# Stated exercise A
In the podcast transcript, why is Bob Dziak's program making sound level measurements in the ocean now?

Nanci Bompey: But that rock marks the spot or whatever?
Shane Hanlon: The rock marks the spot.
Nanci Bompey: So people go, look it up or whatever.
Shane Hanlon: Yeah, so it’s really funny cause it’s like, the park knows about it, all of that. There is kind of a trail leading to it, but you literally have to, because there’s no cell service or anything in there. It’s in one of the rain forests and you have to look at this guide and they’re, okay, so you’re going to pass this tree that’s destroyed and then walk through another tree that has a hole in it and then go over this log in this swamp, hang a left. It’s literally like this type of stuff.
Nanci Bompey: Oh that’s fun. That’s kind of fun. So was it, I mean obviously you hear birds, you hear sounds and things like that.
Shane Hanlon: Yeah, I mean no, it was really cool. It’s because it is, it’s in the center or pretty close to the center of the park. So you just listen and just, quiet. And that’s just something we don’t have in Arlington, Virginia.
Nanci Bompey: This is true.
Shane Hanlon: Welcome to the American Geophysical Union’s podcast about the scientists and the methods behind the science. These are the stories you won’t read in the manuscript or hear in a lecture. I’m Shane Hanlon…
Nanci Bompey: And I’m Nanci Bompey.
Shane Hanlon: And this is Third Pod From The Sun.
Okay, well the reason why we’re talking about the quietest place on earth, is today our podcast is about sound.
Nanci Bompey: Yeah, underwater sound. So I interviewed Bob Dziak, who’s at NOAA in Newport, Oregon. And he does underwater acoustics, so they listen to the sounds at the bottom of the ocean.
Shane Hanlon: Very cool. So let’s hear it.
Bob Dziak: My name is Bob Dziak. I lead the Acoustics Program in NOAA and I live in Newport, Oregon, and we have a research lab down there.
Nanci Bompey: Awesome. So tell us a little bit about what that means to lead the acoustics program.
Bob Dziak: Oh, well, we do acoustics, underwater acoustics. So we study sound in the ocean. We do a variety of different topics that we look at, to look into with acoustics. We use it as a tool to study sea floor, earthquakes and volcanoes. We do ambient noise research, looking at the impacts of man-made and natural noise on marine ecosystems. And we also do bioacoustics looking at, for example, big baleen whales, marine mammals, looking at their distributions throughout the oceans.
Nanci Bompey: And so what are you using that acoustic stuff for? I mean, other than, I mean, just getting this basis of what’s down there, what it sounds like?
Bob Dziak: Yeah, well, that’s right. So you know, we’ve come to realize is that there aren’t really any good baseline measurements of sound in the ocean and it’s been known, for the last decade or so, that sound has been increasing in the ocean since the 1960s, and also because of increasing ship traffic globally, commercial shipping from container ships to all kinds of things. So man-made noise in the ocean is increasing. It probably has some kind of impact, but we don’t really know exactly and we don’t really have good, like I said, good measurements of what is normal, what is the sound level now. So we’re making sound level measurements now so that we can know how things are changing in the future. And if things, if there’s been impacts or changes, then we’ll be able to assess that a little better.

# Entries supplied
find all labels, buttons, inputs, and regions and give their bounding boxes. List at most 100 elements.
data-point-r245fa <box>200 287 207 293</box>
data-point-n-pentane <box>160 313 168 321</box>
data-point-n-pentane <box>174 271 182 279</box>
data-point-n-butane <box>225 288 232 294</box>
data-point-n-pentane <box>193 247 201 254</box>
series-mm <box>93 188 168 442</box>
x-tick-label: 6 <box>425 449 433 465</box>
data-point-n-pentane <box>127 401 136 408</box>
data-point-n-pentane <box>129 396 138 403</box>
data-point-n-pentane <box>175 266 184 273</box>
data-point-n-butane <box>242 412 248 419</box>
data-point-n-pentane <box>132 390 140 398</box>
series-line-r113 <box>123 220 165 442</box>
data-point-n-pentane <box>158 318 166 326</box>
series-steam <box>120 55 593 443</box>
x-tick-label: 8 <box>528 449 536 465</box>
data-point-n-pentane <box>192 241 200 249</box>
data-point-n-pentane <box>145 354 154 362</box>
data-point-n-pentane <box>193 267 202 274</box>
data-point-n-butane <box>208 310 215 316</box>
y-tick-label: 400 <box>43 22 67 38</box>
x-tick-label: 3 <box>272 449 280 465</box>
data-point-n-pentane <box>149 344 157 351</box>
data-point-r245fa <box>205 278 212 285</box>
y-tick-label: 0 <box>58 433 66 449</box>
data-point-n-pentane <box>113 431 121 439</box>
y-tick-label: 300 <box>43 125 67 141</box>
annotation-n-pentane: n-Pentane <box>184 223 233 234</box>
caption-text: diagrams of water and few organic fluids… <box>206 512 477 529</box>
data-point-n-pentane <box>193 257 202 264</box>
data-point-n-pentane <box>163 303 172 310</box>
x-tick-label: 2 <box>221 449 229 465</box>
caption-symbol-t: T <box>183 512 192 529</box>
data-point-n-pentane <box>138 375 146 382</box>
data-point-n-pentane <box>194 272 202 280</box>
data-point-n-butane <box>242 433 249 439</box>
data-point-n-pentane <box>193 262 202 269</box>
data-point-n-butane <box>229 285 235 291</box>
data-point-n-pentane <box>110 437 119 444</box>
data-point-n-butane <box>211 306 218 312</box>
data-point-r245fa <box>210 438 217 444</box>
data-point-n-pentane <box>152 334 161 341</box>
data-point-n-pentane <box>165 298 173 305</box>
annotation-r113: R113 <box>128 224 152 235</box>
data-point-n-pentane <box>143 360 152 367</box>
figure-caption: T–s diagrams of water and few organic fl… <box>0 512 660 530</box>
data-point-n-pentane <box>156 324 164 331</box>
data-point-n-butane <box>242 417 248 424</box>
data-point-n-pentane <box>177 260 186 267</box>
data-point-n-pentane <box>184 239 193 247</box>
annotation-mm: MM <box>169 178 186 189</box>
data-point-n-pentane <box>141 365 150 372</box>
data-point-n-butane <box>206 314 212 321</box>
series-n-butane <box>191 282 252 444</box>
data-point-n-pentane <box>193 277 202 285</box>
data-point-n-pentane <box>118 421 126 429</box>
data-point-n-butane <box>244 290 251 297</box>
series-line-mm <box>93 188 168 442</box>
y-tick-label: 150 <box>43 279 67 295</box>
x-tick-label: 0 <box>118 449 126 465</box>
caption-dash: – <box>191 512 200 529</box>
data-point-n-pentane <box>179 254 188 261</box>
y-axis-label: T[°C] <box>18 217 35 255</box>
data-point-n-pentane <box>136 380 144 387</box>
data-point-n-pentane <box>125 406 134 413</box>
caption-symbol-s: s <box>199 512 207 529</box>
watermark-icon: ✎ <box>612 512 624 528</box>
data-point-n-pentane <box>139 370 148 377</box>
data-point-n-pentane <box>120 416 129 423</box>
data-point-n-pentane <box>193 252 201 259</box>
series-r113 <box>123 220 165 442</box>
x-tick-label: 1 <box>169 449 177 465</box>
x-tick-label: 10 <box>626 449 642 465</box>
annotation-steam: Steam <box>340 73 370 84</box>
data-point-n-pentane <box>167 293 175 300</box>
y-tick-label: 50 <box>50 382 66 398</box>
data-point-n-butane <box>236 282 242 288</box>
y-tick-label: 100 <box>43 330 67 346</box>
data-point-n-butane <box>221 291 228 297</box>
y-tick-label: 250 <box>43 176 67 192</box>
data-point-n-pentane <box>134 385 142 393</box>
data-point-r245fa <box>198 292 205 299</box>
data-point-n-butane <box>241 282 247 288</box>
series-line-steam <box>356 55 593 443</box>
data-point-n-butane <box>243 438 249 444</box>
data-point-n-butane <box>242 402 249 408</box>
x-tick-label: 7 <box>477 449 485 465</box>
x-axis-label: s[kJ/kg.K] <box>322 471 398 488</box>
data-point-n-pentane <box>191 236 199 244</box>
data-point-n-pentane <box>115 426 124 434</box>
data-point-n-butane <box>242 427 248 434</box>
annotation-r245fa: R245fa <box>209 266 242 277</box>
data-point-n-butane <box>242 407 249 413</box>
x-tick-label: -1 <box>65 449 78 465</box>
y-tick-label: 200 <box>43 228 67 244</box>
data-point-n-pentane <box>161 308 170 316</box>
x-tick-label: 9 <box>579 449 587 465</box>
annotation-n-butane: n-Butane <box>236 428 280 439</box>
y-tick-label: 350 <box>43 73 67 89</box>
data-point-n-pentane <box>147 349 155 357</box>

# Stated exercise B
Swap "x-tick-label" for "x-axis-tick-label" in the entries, covering everything from their first line down to the line containing "data-point-n-pentane <box>132 390", and give those lines again with nothing else changed.

# Right answer A
There are no good baseline measurements of what ocean sound normally is, although sound in the ocean has been increasing since the 1960s, partly because of growing commercial ship traffic. Measuring sound levels now will show how things change in the future and make it possible to assess any impacts or changes.

# Right answer B
find all labels, buttons, inputs, and regions and give their bounding boxes. List at most 100 elements.
data-point-r245fa <box>200 287 207 293</box>
data-point-n-pentane <box>160 313 168 321</box>
data-point-n-pentane <box>174 271 182 279</box>
data-point-n-butane <box>225 288 232 294</box>
data-point-n-pentane <box>193 247 201 254</box>
series-mm <box>93 188 168 442</box>
x-axis-tick-label: 6 <box>425 449 433 465</box>
data-point-n-pentane <box>127 401 136 408</box>
data-point-n-pentane <box>129 396 138 403</box>
data-point-n-pentane <box>175 266 184 273</box>
data-point-n-butane <box>242 412 248 419</box>
data-point-n-pentane <box>132 390 140 398</box>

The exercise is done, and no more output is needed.